# What the task asks
Repeat all the records exactly, omitting pictures.

Stored data entries:
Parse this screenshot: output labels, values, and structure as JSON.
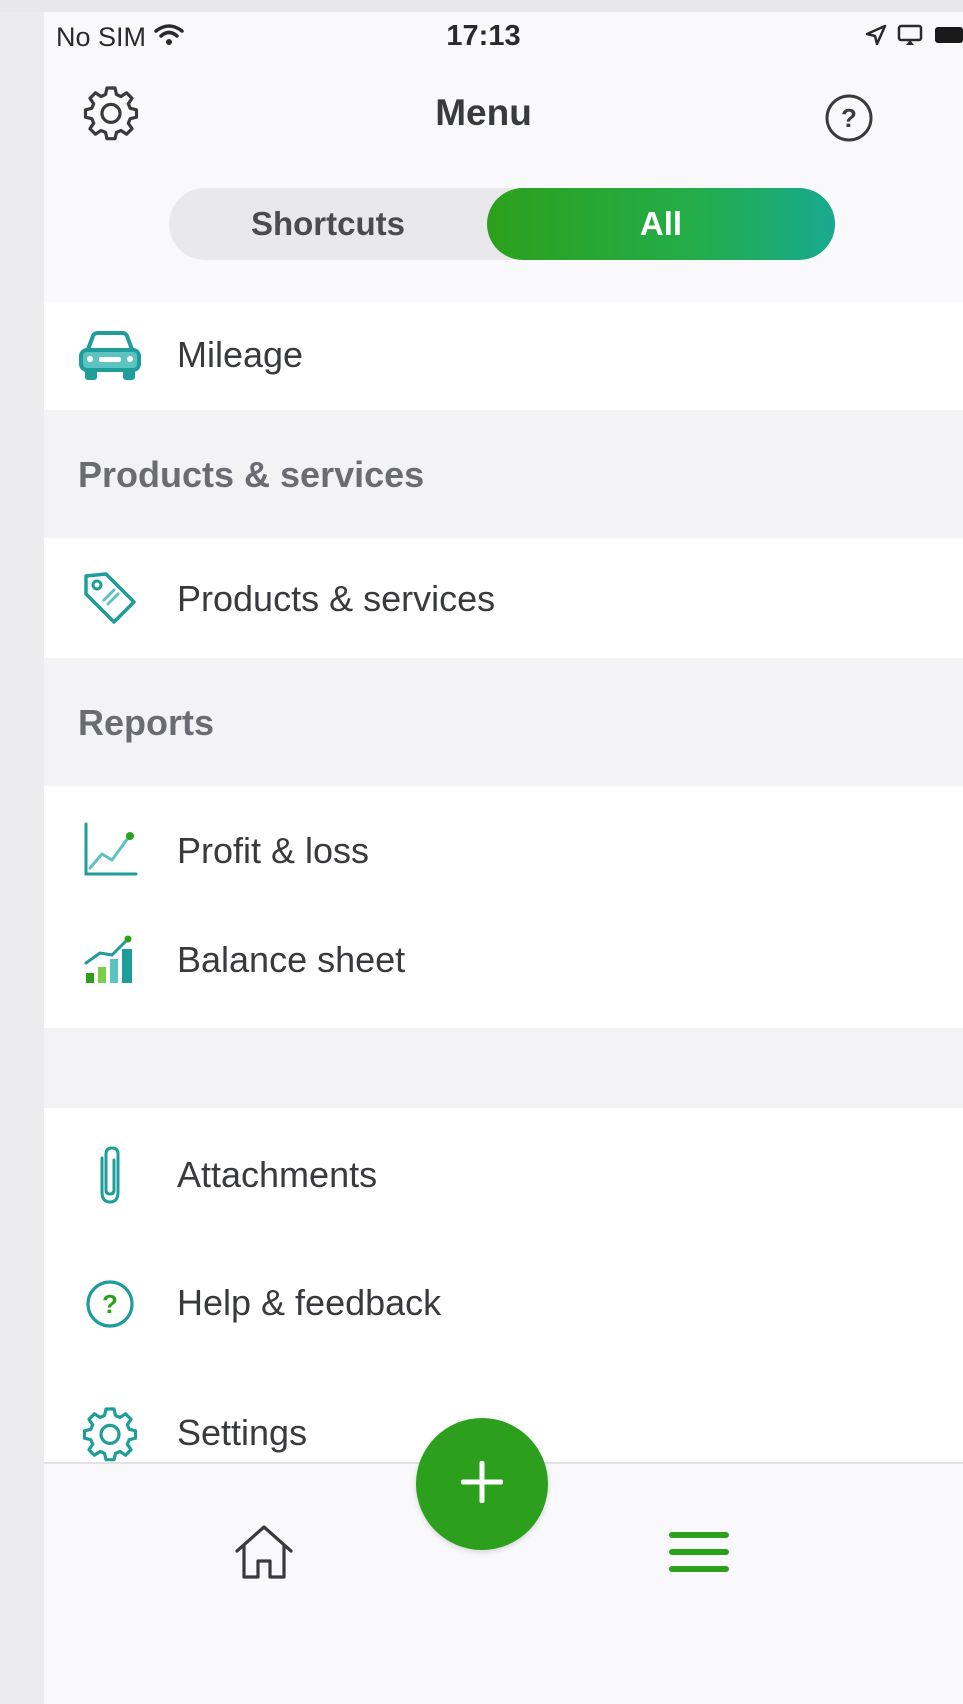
{
  "status_bar": {
    "carrier": "No SIM",
    "time": "17:13"
  },
  "header": {
    "title": "Menu",
    "settings_icon": "gear-icon",
    "help_icon": "help-circle-icon"
  },
  "segmented": {
    "shortcuts_label": "Shortcuts",
    "all_label": "All",
    "selected": "All"
  },
  "menu": {
    "mileage": {
      "label": "Mileage",
      "icon": "car-icon"
    },
    "products_section": {
      "title": "Products & services"
    },
    "products": {
      "label": "Products & services",
      "icon": "tag-icon"
    },
    "reports_section": {
      "title": "Reports"
    },
    "profit_loss": {
      "label": "Profit & loss",
      "icon": "line-chart-icon"
    },
    "balance_sheet": {
      "label": "Balance sheet",
      "icon": "bar-chart-icon"
    },
    "attachments": {
      "label": "Attachments",
      "icon": "paperclip-icon"
    },
    "help_feedback": {
      "label": "Help & feedback",
      "icon": "help-circle-icon"
    },
    "settings": {
      "label": "Settings",
      "icon": "gear-icon"
    }
  },
  "bottom_nav": {
    "home_icon": "home-icon",
    "add_icon": "plus-icon",
    "menu_icon": "hamburger-icon"
  },
  "colors": {
    "accent_green": "#2ca01c",
    "teal": "#1f9d9a",
    "section_bg": "#f3f3f5"
  }
}
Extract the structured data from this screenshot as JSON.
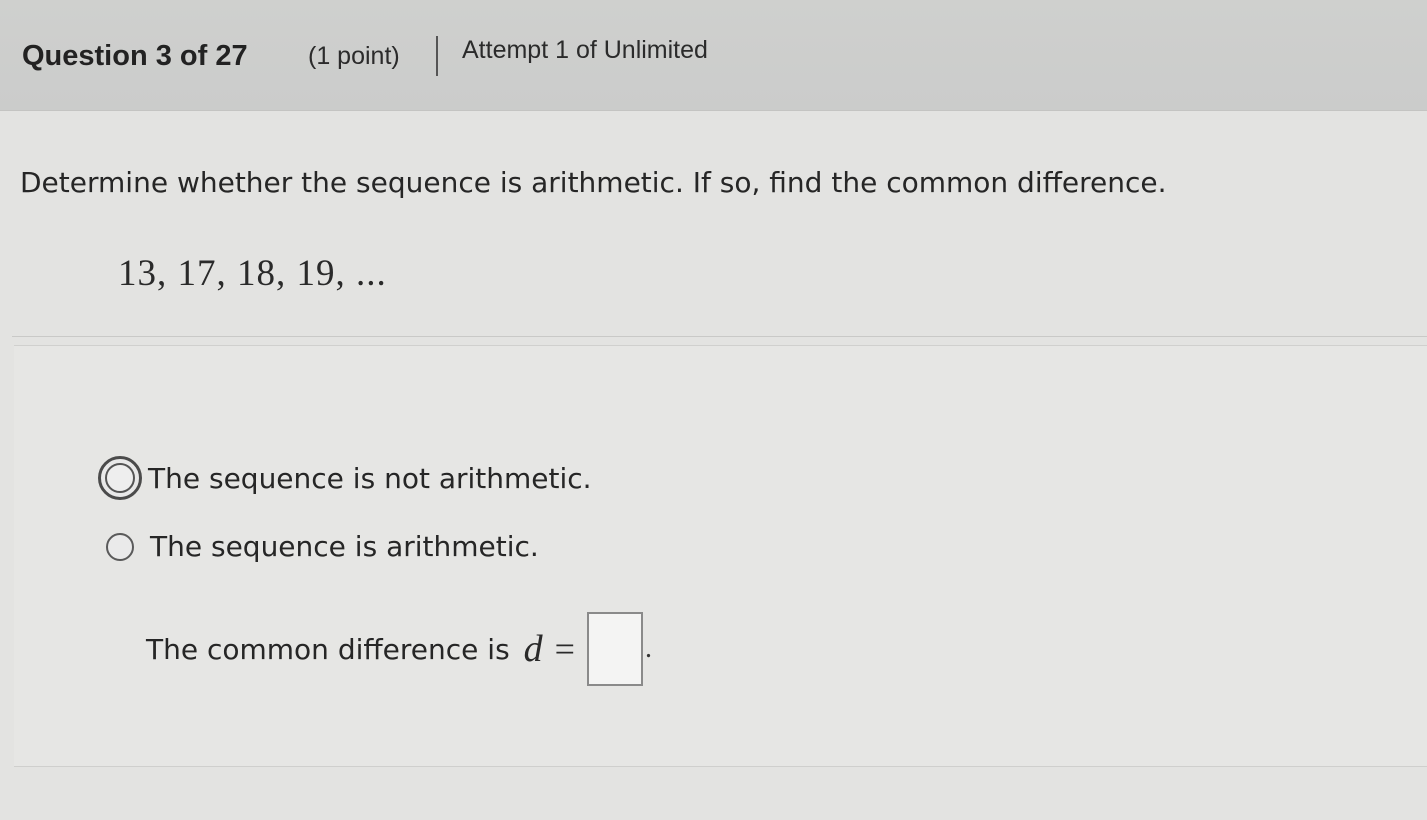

# Solution for this task
Parse this screenshot: output labels, values, and structure as JSON.
{
  "status_bar": {
    "carrier": "No SIM",
    "time": "17:13"
  },
  "header": {
    "title": "Menu",
    "settings_icon": "gear-icon",
    "help_icon": "help-circle-icon"
  },
  "segmented": {
    "shortcuts_label": "Shortcuts",
    "all_label": "All",
    "selected": "All"
  },
  "menu": {
    "mileage": {
      "label": "Mileage",
      "icon": "car-icon"
    },
    "products_section": {
      "title": "Products & services"
    },
    "products": {
      "label": "Products & services",
      "icon": "tag-icon"
    },
    "reports_section": {
      "title": "Reports"
    },
    "profit_loss": {
      "label": "Profit & loss",
      "icon": "line-chart-icon"
    },
    "balance_sheet": {
      "label": "Balance sheet",
      "icon": "bar-chart-icon"
    },
    "attachments": {
      "label": "Attachments",
      "icon": "paperclip-icon"
    },
    "help_feedback": {
      "label": "Help & feedback",
      "icon": "help-circle-icon"
    },
    "settings": {
      "label": "Settings",
      "icon": "gear-icon"
    }
  },
  "bottom_nav": {
    "home_icon": "home-icon",
    "add_icon": "plus-icon",
    "menu_icon": "hamburger-icon"
  },
  "colors": {
    "accent_green": "#2ca01c",
    "teal": "#1f9d9a",
    "section_bg": "#f3f3f5"
  }
}
Extract the structured data from this screenshot as JSON.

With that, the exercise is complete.